__DATASET ENTRIES__:
════════════════════

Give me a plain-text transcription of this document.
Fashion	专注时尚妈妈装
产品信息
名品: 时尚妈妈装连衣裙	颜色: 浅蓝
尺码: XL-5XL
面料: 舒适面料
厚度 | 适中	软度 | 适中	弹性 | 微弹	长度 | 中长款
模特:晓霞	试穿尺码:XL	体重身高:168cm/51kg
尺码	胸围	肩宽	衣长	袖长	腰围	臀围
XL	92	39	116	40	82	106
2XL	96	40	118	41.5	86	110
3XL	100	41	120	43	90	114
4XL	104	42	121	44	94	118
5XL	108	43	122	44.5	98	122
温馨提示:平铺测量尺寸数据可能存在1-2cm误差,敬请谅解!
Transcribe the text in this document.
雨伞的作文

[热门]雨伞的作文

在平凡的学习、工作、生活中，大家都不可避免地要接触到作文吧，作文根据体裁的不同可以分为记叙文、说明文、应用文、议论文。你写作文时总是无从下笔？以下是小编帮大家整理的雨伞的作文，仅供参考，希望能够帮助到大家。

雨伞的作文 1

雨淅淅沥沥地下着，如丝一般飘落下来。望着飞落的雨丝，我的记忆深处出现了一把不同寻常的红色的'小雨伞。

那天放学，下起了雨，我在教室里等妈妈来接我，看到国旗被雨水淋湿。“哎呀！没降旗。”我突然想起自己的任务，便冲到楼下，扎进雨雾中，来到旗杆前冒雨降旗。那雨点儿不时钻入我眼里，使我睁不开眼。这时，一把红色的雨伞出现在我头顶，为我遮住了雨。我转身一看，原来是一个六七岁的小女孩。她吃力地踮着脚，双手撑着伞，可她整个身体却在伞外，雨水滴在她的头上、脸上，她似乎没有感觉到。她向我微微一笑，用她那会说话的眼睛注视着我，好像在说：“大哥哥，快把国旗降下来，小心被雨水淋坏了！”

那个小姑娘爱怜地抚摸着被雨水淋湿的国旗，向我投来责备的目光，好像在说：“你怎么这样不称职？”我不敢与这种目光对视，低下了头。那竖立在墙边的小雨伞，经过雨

════════════════════

Give only the count of lines in which the string "this" appears.

2